[Excerpt from a dataset]
####

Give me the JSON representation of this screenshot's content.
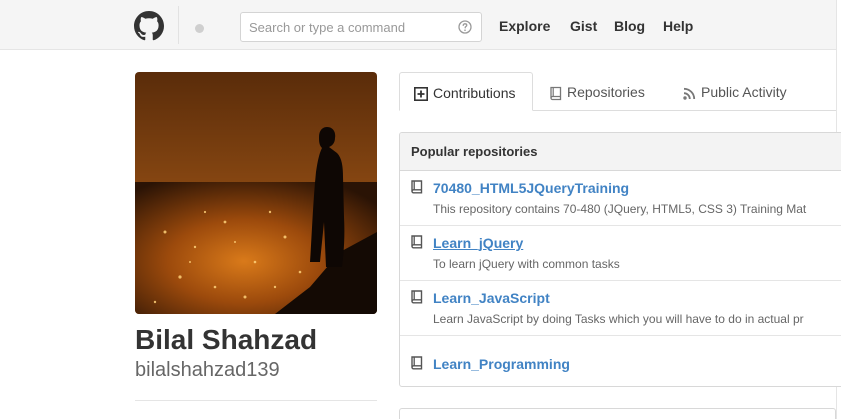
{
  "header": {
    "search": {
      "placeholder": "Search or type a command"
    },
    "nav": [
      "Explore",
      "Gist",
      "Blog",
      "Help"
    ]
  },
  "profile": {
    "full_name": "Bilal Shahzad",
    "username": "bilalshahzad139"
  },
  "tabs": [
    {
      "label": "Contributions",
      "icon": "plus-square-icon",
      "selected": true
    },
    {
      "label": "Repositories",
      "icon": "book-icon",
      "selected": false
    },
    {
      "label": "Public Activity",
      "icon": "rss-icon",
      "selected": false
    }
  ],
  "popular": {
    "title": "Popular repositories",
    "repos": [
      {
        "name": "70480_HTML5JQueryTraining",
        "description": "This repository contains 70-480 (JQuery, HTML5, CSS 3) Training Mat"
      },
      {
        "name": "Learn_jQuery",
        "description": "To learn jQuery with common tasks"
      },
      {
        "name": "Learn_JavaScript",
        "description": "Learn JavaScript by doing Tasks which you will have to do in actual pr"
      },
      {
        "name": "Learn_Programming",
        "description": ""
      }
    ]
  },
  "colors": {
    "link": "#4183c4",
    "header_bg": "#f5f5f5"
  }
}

####

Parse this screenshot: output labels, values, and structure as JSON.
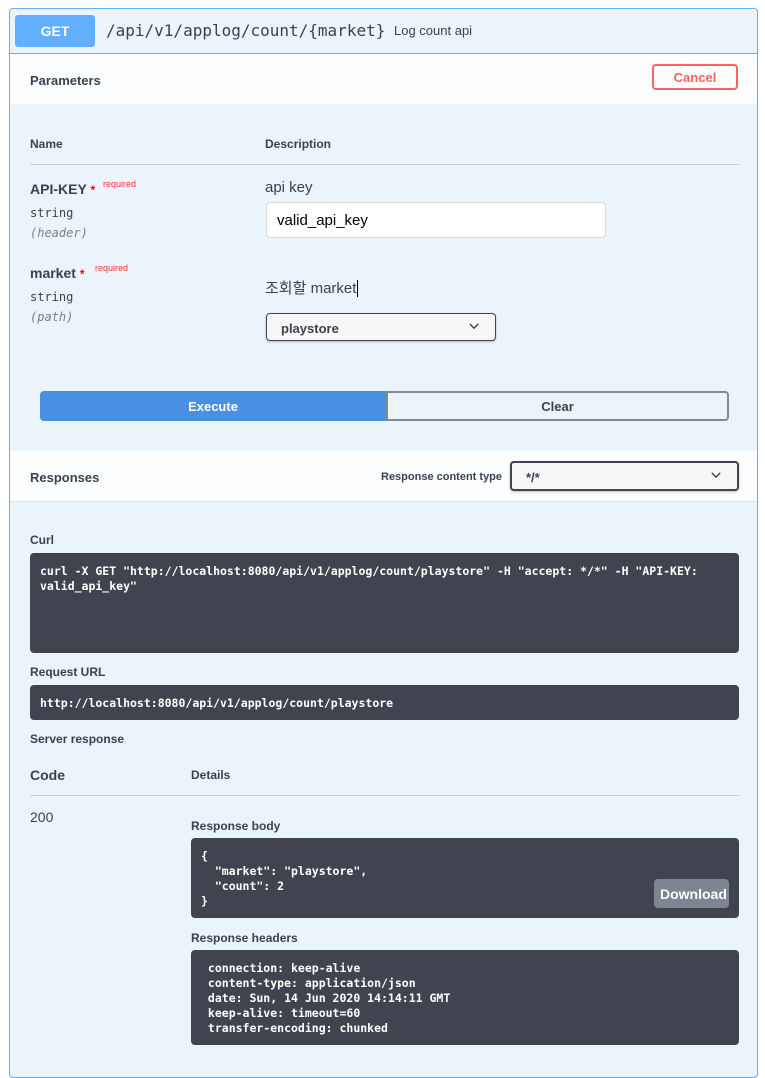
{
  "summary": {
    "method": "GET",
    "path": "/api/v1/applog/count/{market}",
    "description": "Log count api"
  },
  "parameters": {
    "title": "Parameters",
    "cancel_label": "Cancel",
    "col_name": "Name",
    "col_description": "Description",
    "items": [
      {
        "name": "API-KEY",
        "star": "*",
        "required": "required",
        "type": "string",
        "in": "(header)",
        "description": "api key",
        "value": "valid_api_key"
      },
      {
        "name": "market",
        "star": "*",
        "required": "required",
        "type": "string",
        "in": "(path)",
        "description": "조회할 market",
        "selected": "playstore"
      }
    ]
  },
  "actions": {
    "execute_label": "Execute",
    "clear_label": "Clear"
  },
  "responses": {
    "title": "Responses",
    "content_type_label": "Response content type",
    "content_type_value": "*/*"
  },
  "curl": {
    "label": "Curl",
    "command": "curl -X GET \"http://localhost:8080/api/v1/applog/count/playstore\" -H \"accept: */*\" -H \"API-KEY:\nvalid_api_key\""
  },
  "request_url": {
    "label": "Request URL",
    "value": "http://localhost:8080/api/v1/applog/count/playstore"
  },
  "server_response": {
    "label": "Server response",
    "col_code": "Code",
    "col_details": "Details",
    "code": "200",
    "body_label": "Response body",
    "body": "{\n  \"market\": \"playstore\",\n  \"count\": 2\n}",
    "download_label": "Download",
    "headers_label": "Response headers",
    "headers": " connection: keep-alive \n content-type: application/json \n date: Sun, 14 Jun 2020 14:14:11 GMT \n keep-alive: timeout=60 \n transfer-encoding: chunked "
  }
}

####

— What the task requires —
Write out every line of the preceding listing that contains "market".

— Response to this exercise —
    "path": "/api/v1/applog/count/{market}",
        "name": "market",
        "description": "조회할 market",
    "body": "{\n  \"market\": \"playstore\",\n  \"count\": 2\n}",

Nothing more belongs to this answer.